WHAT THIS TASK INVOLVES. Transcribe every entry word for word. Skip the pictures.

SUPPLIED MATERIAL.
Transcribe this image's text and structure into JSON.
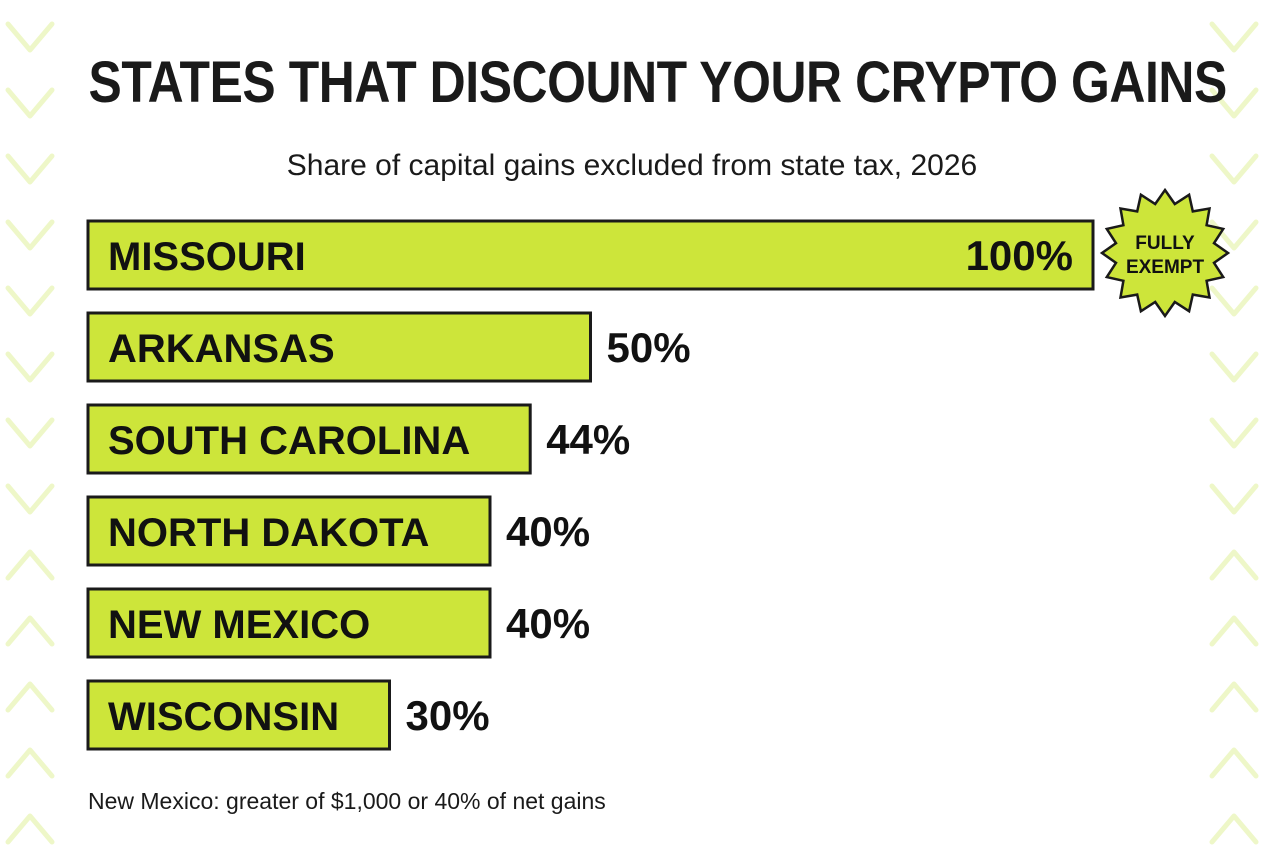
{
  "chart_data": {
    "type": "bar",
    "orientation": "horizontal",
    "title": "STATES THAT DISCOUNT YOUR CRYPTO GAINS",
    "subtitle": "Share of capital gains excluded from state tax, 2026",
    "categories": [
      "MISSOURI",
      "ARKANSAS",
      "SOUTH CAROLINA",
      "NORTH DAKOTA",
      "NEW MEXICO",
      "WISCONSIN"
    ],
    "values": [
      100,
      50,
      44,
      40,
      40,
      30
    ],
    "value_labels": [
      "100%",
      "50%",
      "44%",
      "40%",
      "40%",
      "30%"
    ],
    "xlim": [
      0,
      100
    ],
    "unit": "%",
    "grid": false,
    "legend": "none",
    "annotations": [
      {
        "category": "MISSOURI",
        "line1": "FULLY",
        "line2": "EXEMPT"
      }
    ],
    "footnote": "New Mexico: greater of $1,000 or 40% of net gains",
    "colors": {
      "bar_fill": "#cde53a",
      "bar_stroke": "#1a1a1a",
      "chevron": "#eef7c8",
      "text": "#111111"
    }
  }
}
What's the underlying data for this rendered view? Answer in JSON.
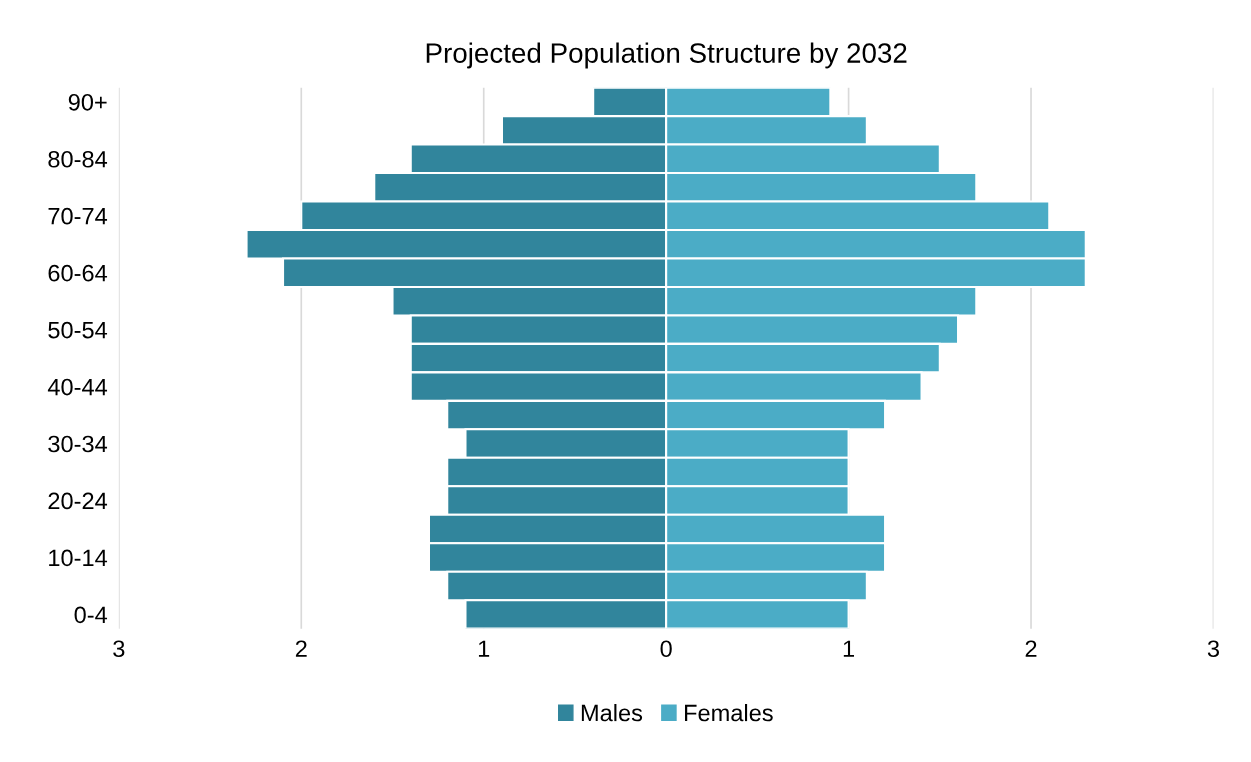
{
  "chart_data": {
    "type": "bar",
    "orientation": "horizontal",
    "title": "Projected Population Structure by 2032",
    "categories": [
      "90+",
      null,
      "80-84",
      null,
      "70-74",
      null,
      "60-64",
      null,
      "50-54",
      null,
      "40-44",
      null,
      "30-34",
      null,
      "20-24",
      null,
      "10-14",
      null,
      "0-4"
    ],
    "series": [
      {
        "name": "Males",
        "color": "#31859c",
        "values": [
          -0.4,
          -0.9,
          -1.4,
          -1.6,
          -2.0,
          -2.3,
          -2.1,
          -1.5,
          -1.4,
          -1.4,
          -1.4,
          -1.2,
          -1.1,
          -1.2,
          -1.2,
          -1.3,
          -1.3,
          -1.2,
          -1.1
        ]
      },
      {
        "name": "Females",
        "color": "#4bacc6",
        "values": [
          0.9,
          1.1,
          1.5,
          1.7,
          2.1,
          2.3,
          2.3,
          1.7,
          1.6,
          1.5,
          1.4,
          1.2,
          1.0,
          1.0,
          1.0,
          1.2,
          1.2,
          1.1,
          1.0
        ]
      }
    ],
    "xlim": [
      -3,
      3
    ],
    "xticks": [
      {
        "value": -3,
        "label": "3"
      },
      {
        "value": -2,
        "label": "2"
      },
      {
        "value": -1,
        "label": "1"
      },
      0,
      1,
      2,
      3
    ],
    "stacked": true,
    "grid": "x",
    "legend": "bottom"
  }
}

WRITTEN ANSWER.
Transcribe this image's text and structure into JSON.
{
  "chart_data": {
    "type": "bar",
    "orientation": "horizontal",
    "title": "STATES THAT DISCOUNT YOUR CRYPTO GAINS",
    "subtitle": "Share of capital gains excluded from state tax, 2026",
    "categories": [
      "MISSOURI",
      "ARKANSAS",
      "SOUTH CAROLINA",
      "NORTH DAKOTA",
      "NEW MEXICO",
      "WISCONSIN"
    ],
    "values": [
      100,
      50,
      44,
      40,
      40,
      30
    ],
    "value_labels": [
      "100%",
      "50%",
      "44%",
      "40%",
      "40%",
      "30%"
    ],
    "xlim": [
      0,
      100
    ],
    "unit": "%",
    "grid": false,
    "legend": "none",
    "annotations": [
      {
        "category": "MISSOURI",
        "line1": "FULLY",
        "line2": "EXEMPT"
      }
    ],
    "footnote": "New Mexico: greater of $1,000 or 40% of net gains",
    "colors": {
      "bar_fill": "#cde53a",
      "bar_stroke": "#1a1a1a",
      "chevron": "#eef7c8",
      "text": "#111111"
    }
  }
}
What's the underlying data for this rendered view? Answer in JSON.
{
  "chart_data": {
    "type": "bar",
    "orientation": "horizontal",
    "title": "Projected Population Structure by 2032",
    "categories": [
      "90+",
      null,
      "80-84",
      null,
      "70-74",
      null,
      "60-64",
      null,
      "50-54",
      null,
      "40-44",
      null,
      "30-34",
      null,
      "20-24",
      null,
      "10-14",
      null,
      "0-4"
    ],
    "series": [
      {
        "name": "Males",
        "color": "#31859c",
        "values": [
          -0.4,
          -0.9,
          -1.4,
          -1.6,
          -2.0,
          -2.3,
          -2.1,
          -1.5,
          -1.4,
          -1.4,
          -1.4,
          -1.2,
          -1.1,
          -1.2,
          -1.2,
          -1.3,
          -1.3,
          -1.2,
          -1.1
        ]
      },
      {
        "name": "Females",
        "color": "#4bacc6",
        "values": [
          0.9,
          1.1,
          1.5,
          1.7,
          2.1,
          2.3,
          2.3,
          1.7,
          1.6,
          1.5,
          1.4,
          1.2,
          1.0,
          1.0,
          1.0,
          1.2,
          1.2,
          1.1,
          1.0
        ]
      }
    ],
    "xlim": [
      -3,
      3
    ],
    "xticks": [
      {
        "value": -3,
        "label": "3"
      },
      {
        "value": -2,
        "label": "2"
      },
      {
        "value": -1,
        "label": "1"
      },
      0,
      1,
      2,
      3
    ],
    "stacked": true,
    "grid": "x",
    "legend": "bottom"
  }
}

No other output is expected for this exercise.